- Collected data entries

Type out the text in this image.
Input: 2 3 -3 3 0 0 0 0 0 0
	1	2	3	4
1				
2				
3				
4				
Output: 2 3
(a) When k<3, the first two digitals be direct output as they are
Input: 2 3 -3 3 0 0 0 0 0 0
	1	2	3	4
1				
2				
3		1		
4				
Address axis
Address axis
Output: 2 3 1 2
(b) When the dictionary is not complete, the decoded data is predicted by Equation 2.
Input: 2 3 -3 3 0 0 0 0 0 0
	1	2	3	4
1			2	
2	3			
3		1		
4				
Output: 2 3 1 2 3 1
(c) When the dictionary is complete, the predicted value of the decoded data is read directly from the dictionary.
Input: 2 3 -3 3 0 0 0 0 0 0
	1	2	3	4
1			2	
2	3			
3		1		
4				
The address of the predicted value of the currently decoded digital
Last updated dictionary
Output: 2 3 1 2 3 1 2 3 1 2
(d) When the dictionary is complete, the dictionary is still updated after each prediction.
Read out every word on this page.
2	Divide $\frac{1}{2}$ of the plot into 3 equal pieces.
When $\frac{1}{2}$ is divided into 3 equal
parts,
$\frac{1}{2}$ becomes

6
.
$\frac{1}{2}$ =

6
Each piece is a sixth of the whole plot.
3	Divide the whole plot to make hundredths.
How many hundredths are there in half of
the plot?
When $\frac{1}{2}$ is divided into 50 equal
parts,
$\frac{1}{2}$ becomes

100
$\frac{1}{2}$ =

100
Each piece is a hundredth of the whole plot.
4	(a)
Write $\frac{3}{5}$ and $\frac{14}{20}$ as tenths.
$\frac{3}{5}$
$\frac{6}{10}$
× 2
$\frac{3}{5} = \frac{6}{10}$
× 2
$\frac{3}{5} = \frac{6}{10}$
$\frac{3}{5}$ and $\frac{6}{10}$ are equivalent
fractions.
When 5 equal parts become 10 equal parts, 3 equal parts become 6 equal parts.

- WORK TO DO
Every line that holds the word "into" should be extracted.

- RESPONSE
2	Divide $\frac{1}{2}$ of the plot into 3 equal pieces.
When $\frac{1}{2}$ is divided into 3 equal
When $\frac{1}{2}$ is divided into 50 equal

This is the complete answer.